Answer with one number: how many lines hold "this".
━━━━━ Dataset extract ━━━━━
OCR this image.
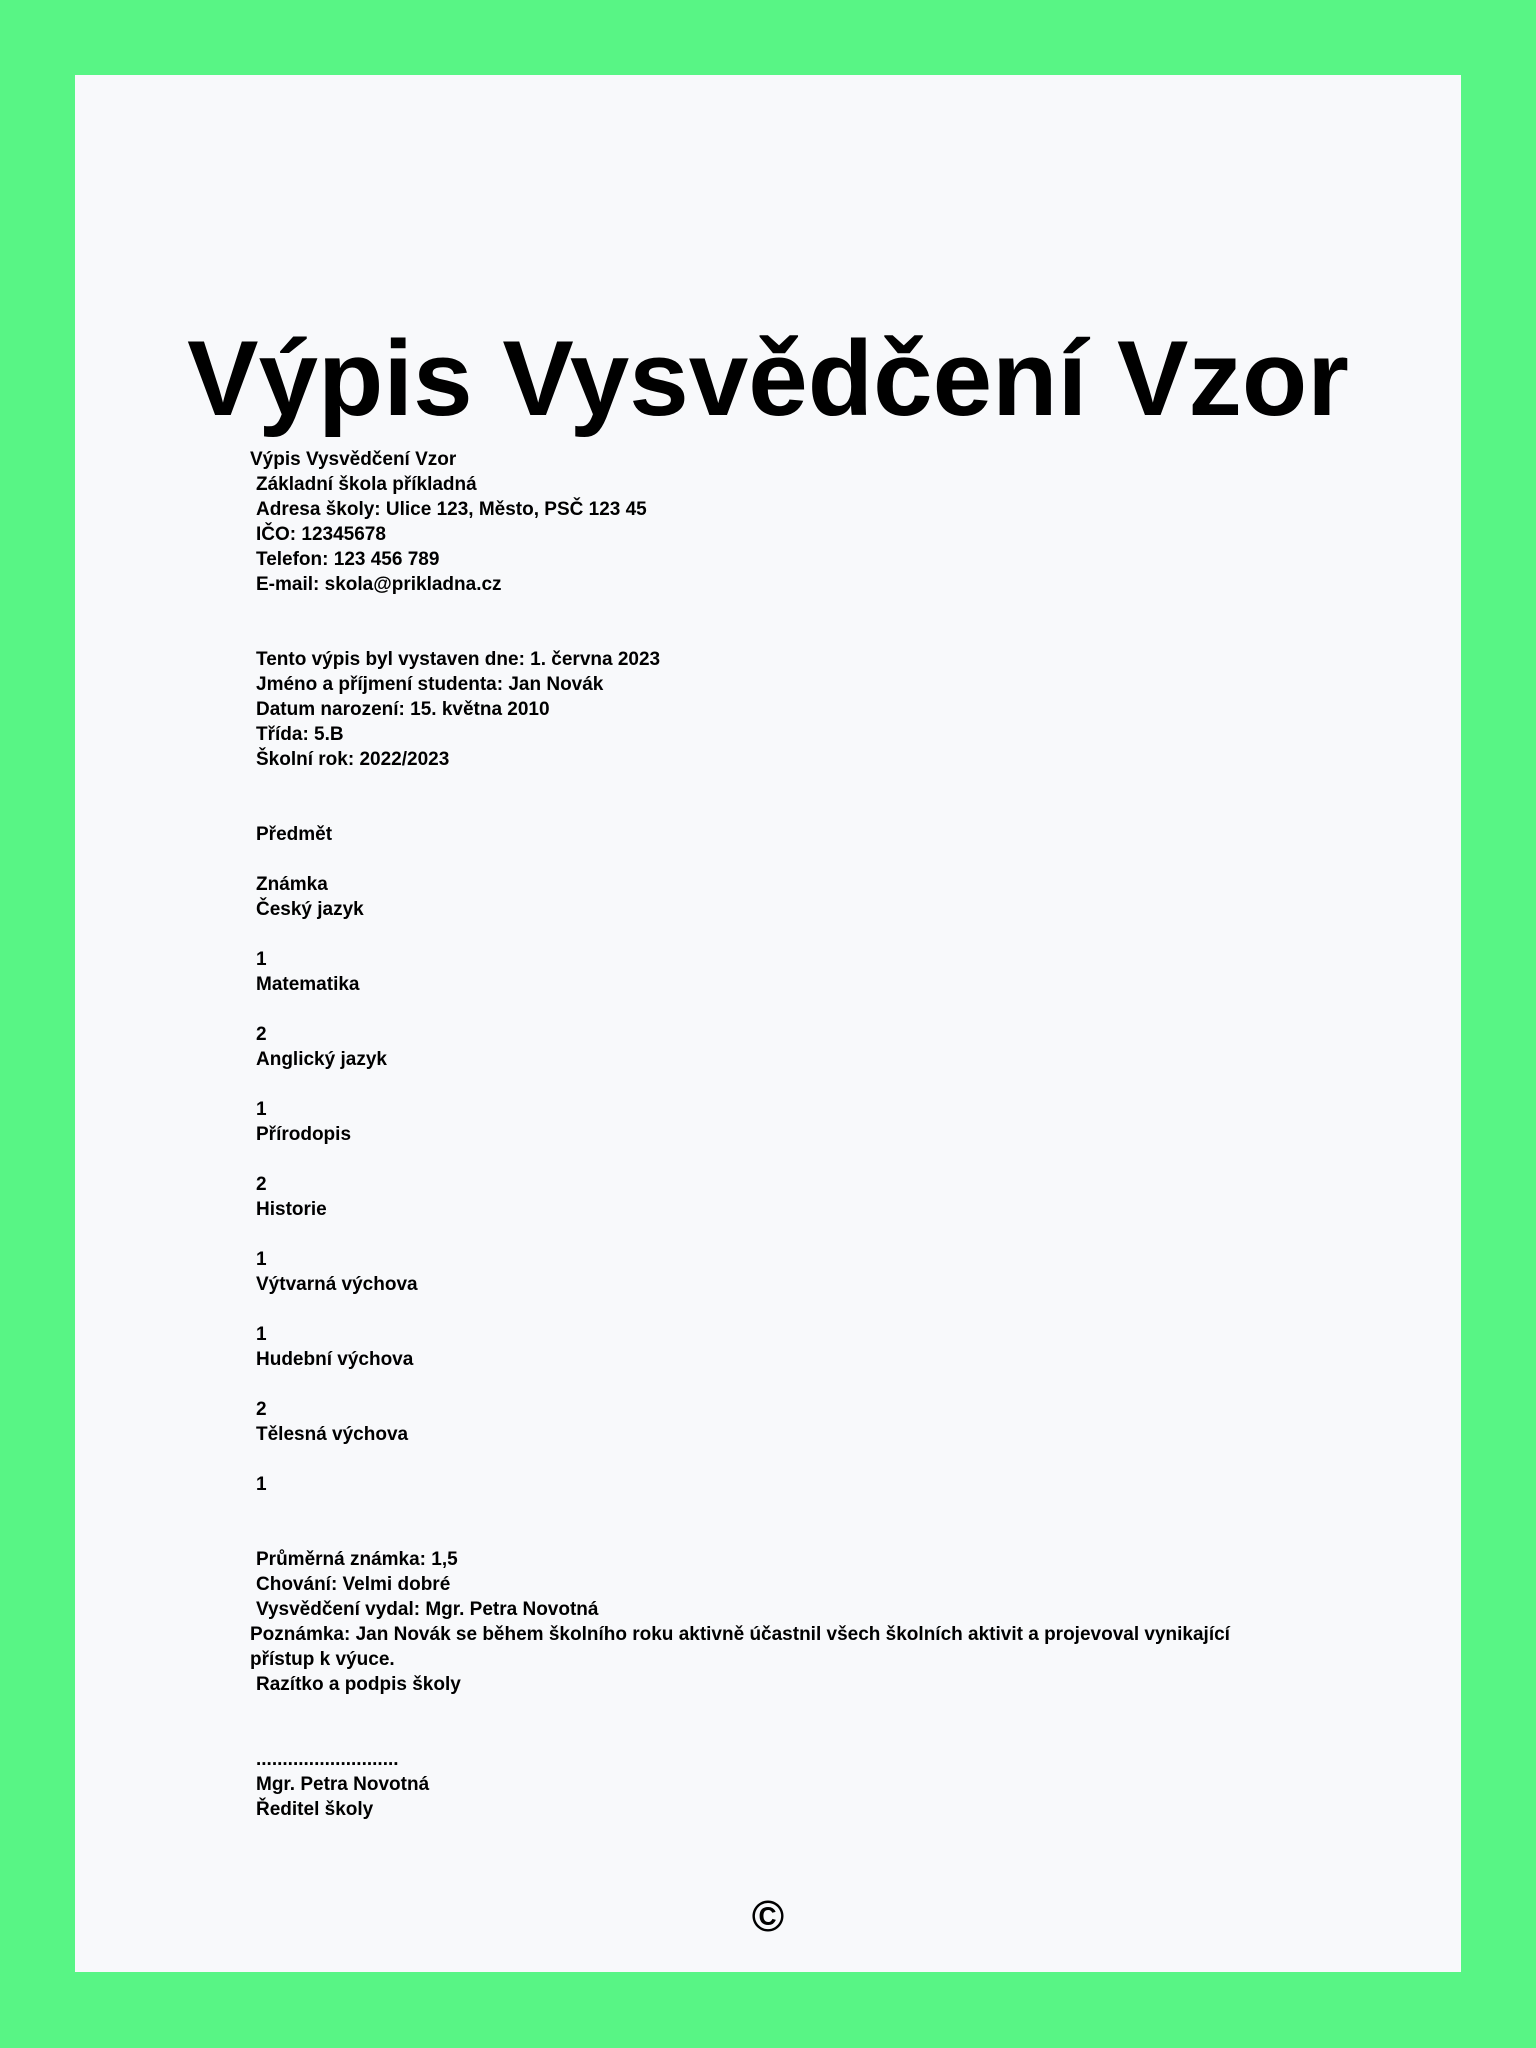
Výpis Vysvědčení Vzor
Výpis Vysvědčení Vzor
Základní škola příkladná
Adresa školy: Ulice 123, Město, PSČ 123 45
IČO: 12345678
Telefon: 123 456 789
E-mail: skola@prikladna.cz
Tento výpis byl vystaven dne: 1. června 2023
Jméno a příjmení studenta: Jan Novák
Datum narození: 15. května 2010
Třída: 5.B
Školní rok: 2022/2023
Předmět
Známka
Český jazyk
1
Matematika
2
Anglický jazyk
1
Přírodopis
2
Historie
1
Výtvarná výchova
1
Hudební výchova
2
Tělesná výchova
1
Průměrná známka: 1,5
Chování: Velmi dobré
Vysvědčení vydal: Mgr. Petra Novotná
Poznámka: Jan Novák se během školního roku aktivně účastnil všech školních aktivit a projevoval vynikající přístup k výuce.
Razítko a podpis školy
...........................
Mgr. Petra Novotná
Ředitel školy
©
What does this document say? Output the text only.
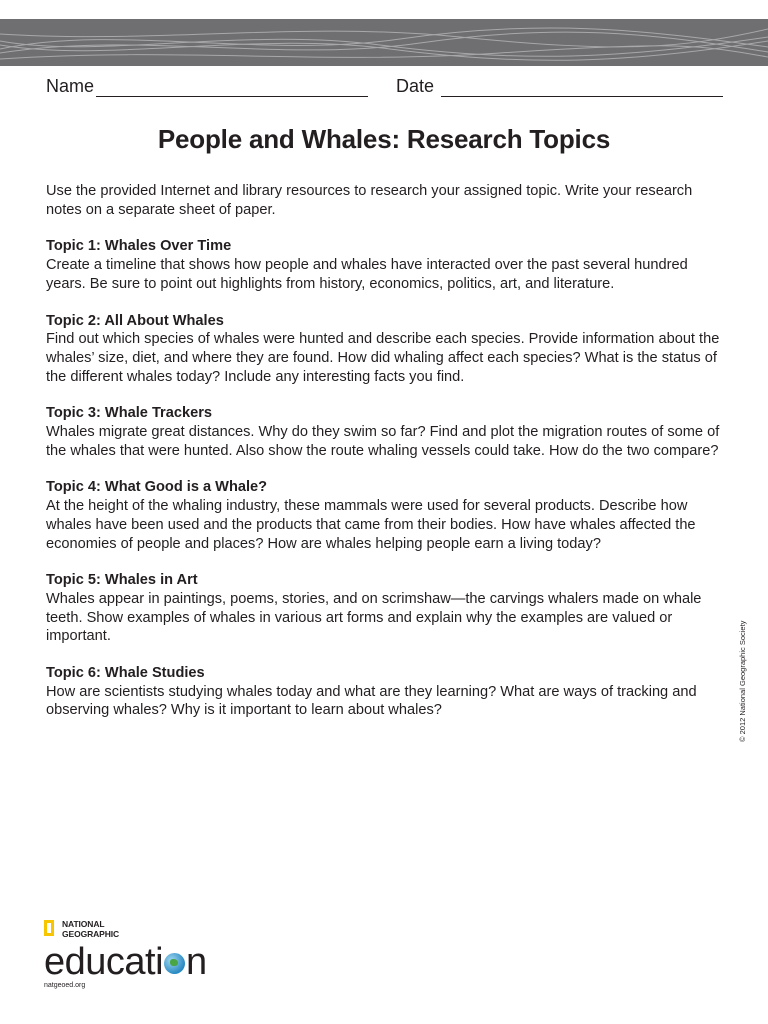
Name	Date
People and Whales: Research Topics

Use the provided Internet and library resources to research your assigned topic. Write your research notes on a separate sheet of paper.

Topic 1: Whales Over Time

Create a timeline that shows how people and whales have interacted over the past several hundred years. Be sure to point out highlights from history, economics, politics, art, and literature.

Topic 2: All About Whales

Find out which species of whales were hunted and describe each species. Provide information about the whales’ size, diet, and where they are found. How did whaling affect each species? What is the status of the different whales today? Include any interesting facts you find.

Topic 3: Whale Trackers

Whales migrate great distances. Why do they swim so far? Find and plot the migration routes of some of the whales that were hunted. Also show the route whaling vessels could take. How do the two compare?

Topic 4: What Good is a Whale?

At the height of the whaling industry, these mammals were used for several products. Describe how whales have been used and the products that came from their bodies. How have whales affected the economies of people and places? How are whales helping people earn a living today?

Topic 5: Whales in Art

Whales appear in paintings, poems, stories, and on scrimshaw—the carvings whalers made on whale teeth. Show examples of whales in various art forms and explain why the examples are valued or important.

Topic 6: Whale Studies

How are scientists studying whales today and what are they learning? What are ways of tracking and observing whales? Why is it important to learn about whales?	© 2012 National Geographic Society
NATIONAL
GEOGRAPHIC
educati n
natgeoed.org
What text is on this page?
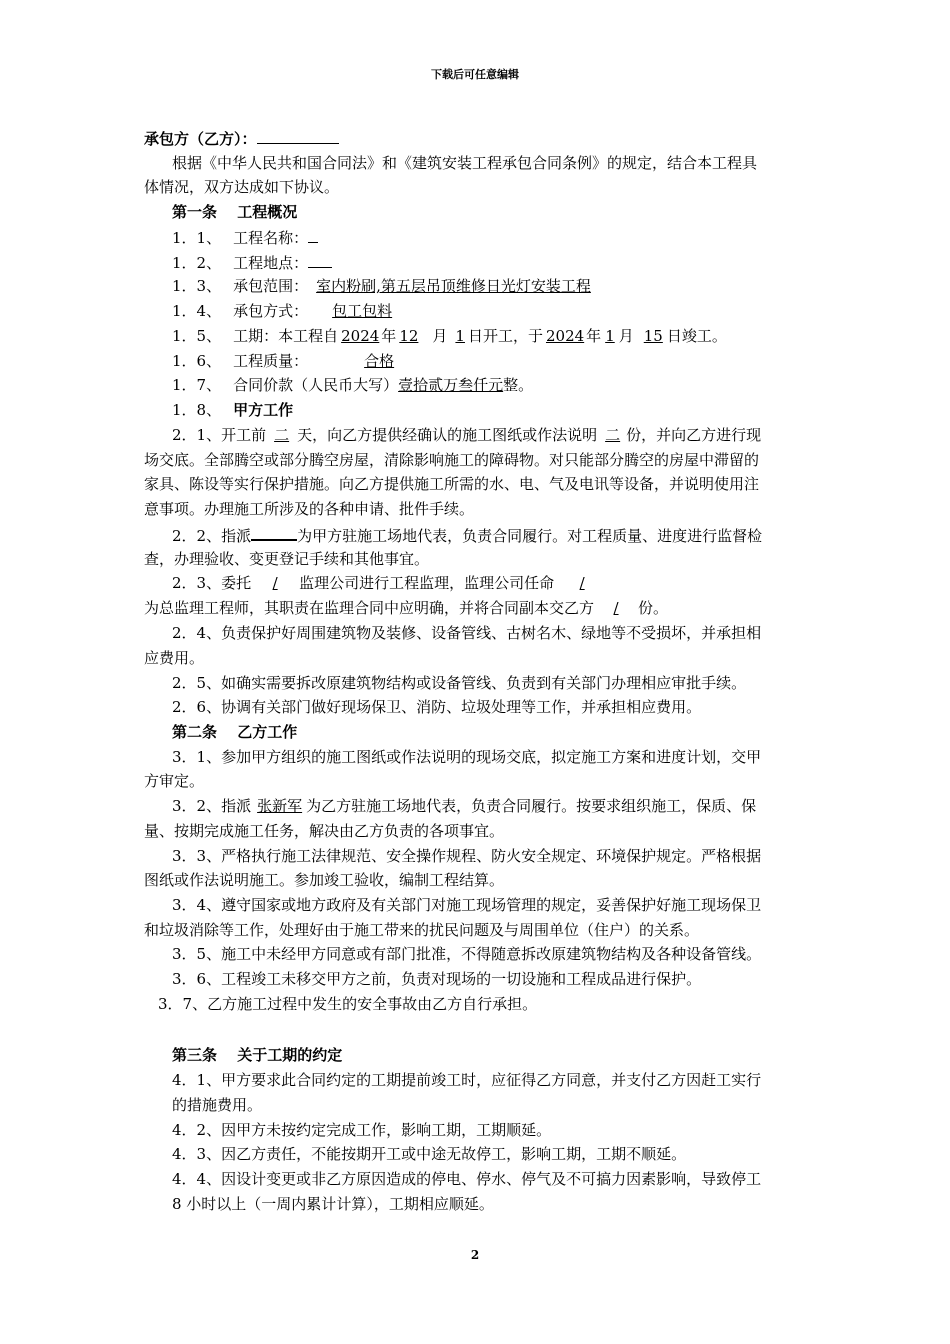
下载后可任意编辑
承包方（乙方）：
根据《中华人民共和国合同法》和《建筑安装工程承包合同条例》的规定，结合本工程具
体情况，双方达成如下协议。
第一条　 工程概况
1．1、 工程名称：
1．2、 工程地点：
1．3、 承包范围： 室内粉刷,第五层吊顶维修日光灯安装工程
1．4、 承包方式： 包工包料
1．5、 工期：本工程自 2024 年 12 月 1 日开工，于 2024 年 1 月 15 日竣工。
1．6、 工程质量：	合格
1．7、 合同价款（人民币大写）壹拾贰万叁仟元整。
1．8、 甲方工作
2．1、开工前 二 天，向乙方提供经确认的施工图纸或作法说明 二 份，并向乙方进行现
场交底。全部腾空或部分腾空房屋，清除影响施工的障碍物。对只能部分腾空的房屋中滞留的
家具、陈设等实行保护措施。向乙方提供施工所需的水、电、气及电讯等设备，并说明使用注
意事项。办理施工所涉及的各种申请、批件手续。
2．2、指派	为甲方驻施工场地代表，负责合同履行。对工程质量、进度进行监督检
查，办理验收、变更登记手续和其他事宜。
2．3、委托 / 监理公司进行工程监理，监理公司任命 /
为总监理工程师，其职责在监理合同中应明确，并将合同副本交乙方 / 份。
2．4、负责保护好周围建筑物及装修、设备管线、古树名木、绿地等不受损坏，并承担相
应费用。
2．5、如确实需要拆改原建筑物结构或设备管线、负责到有关部门办理相应审批手续。
2．6、协调有关部门做好现场保卫、消防、垃圾处理等工作，并承担相应费用。
第二条　 乙方工作
3．1、参加甲方组织的施工图纸或作法说明的现场交底，拟定施工方案和进度计划，交甲
方审定。
3．2、指派 张新军 为乙方驻施工场地代表，负责合同履行。按要求组织施工，保质、保
量、按期完成施工任务，解决由乙方负责的各项事宜。
3．3、严格执行施工法律规范、安全操作规程、防火安全规定、环境保护规定。严格根据
图纸或作法说明施工。参加竣工验收，编制工程结算。
3．4、遵守国家或地方政府及有关部门对施工现场管理的规定，妥善保护好施工现场保卫
和垃圾消除等工作，处理好由于施工带来的扰民问题及与周围单位（住户）的关系。
3．5、施工中未经甲方同意或有部门批准，不得随意拆改原建筑物结构及各种设备管线。
3．6、工程竣工未移交甲方之前，负责对现场的一切设施和工程成品进行保护。
3．7、乙方施工过程中发生的安全事故由乙方自行承担。
第三条　 关于工期的约定
4．1、甲方要求此合同约定的工期提前竣工时，应征得乙方同意，并支付乙方因赶工实行
的措施费用。
4．2、因甲方未按约定完成工作，影响工期，工期顺延。
4．3、因乙方责任，不能按期开工或中途无故停工，影响工期，工期不顺延。
4．4、因设计变更或非乙方原因造成的停电、停水、停气及不可搞力因素影响，导致停工
8 小时以上（一周内累计计算），工期相应顺延。
2
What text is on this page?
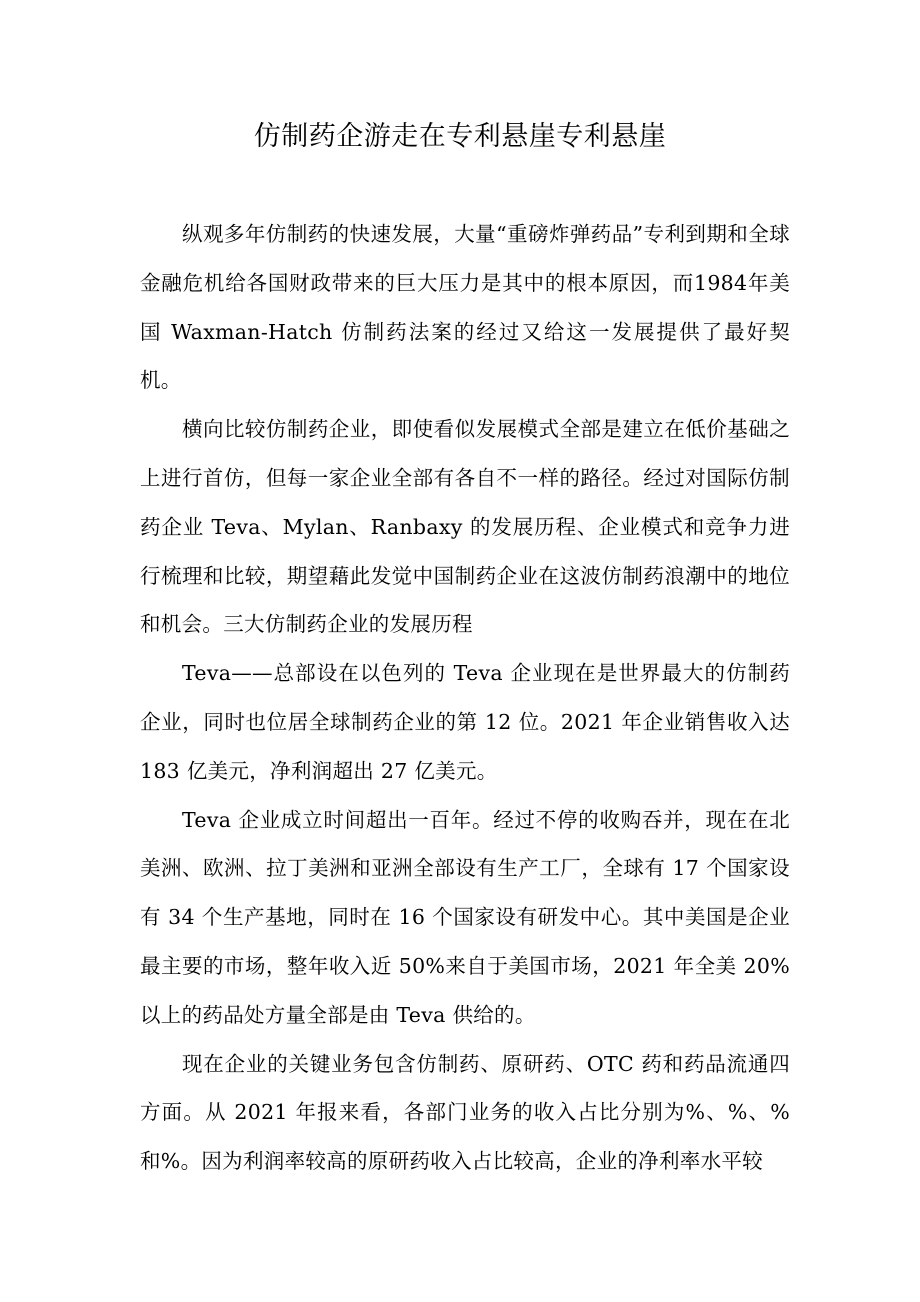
仿制药企游走在专利悬崖专利悬崖

纵观多年仿制药的快速发展，大量“重磅炸弹药品”专利到期和全球金融危机给各国财政带来的巨大压力是其中的根本原因，而1984年美国 Waxman-Hatch 仿制药法案的经过又给这一发展提供了最好契机。

横向比较仿制药企业，即使看似发展模式全部是建立在低价基础之上进行首仿，但每一家企业全部有各自不一样的路径。经过对国际仿制药企业 Teva、Mylan、Ranbaxy 的发展历程、企业模式和竞争力进行梳理和比较，期望藉此发觉中国制药企业在这波仿制药浪潮中的地位和机会。三大仿制药企业的发展历程

Teva——总部设在以色列的 Teva 企业现在是世界最大的仿制药企业，同时也位居全球制药企业的第 12 位。2021 年企业销售收入达 183 亿美元，净利润超出 27 亿美元。

Teva 企业成立时间超出一百年。经过不停的收购吞并，现在在北美洲、欧洲、拉丁美洲和亚洲全部设有生产工厂，全球有 17 个国家设有 34 个生产基地，同时在 16 个国家设有研发中心。其中美国是企业最主要的市场，整年收入近 50%来自于美国市场，2021 年全美 20%以上的药品处方量全部是由 Teva 供给的。

现在企业的关键业务包含仿制药、原研药、OTC 药和药品流通四方面。从 2021 年报来看，各部门业务的收入占比分别为%、%、%和%。因为利润率较高的原研药收入占比较高，企业的净利率水平较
━━━━━
■ Solution to the problem: 4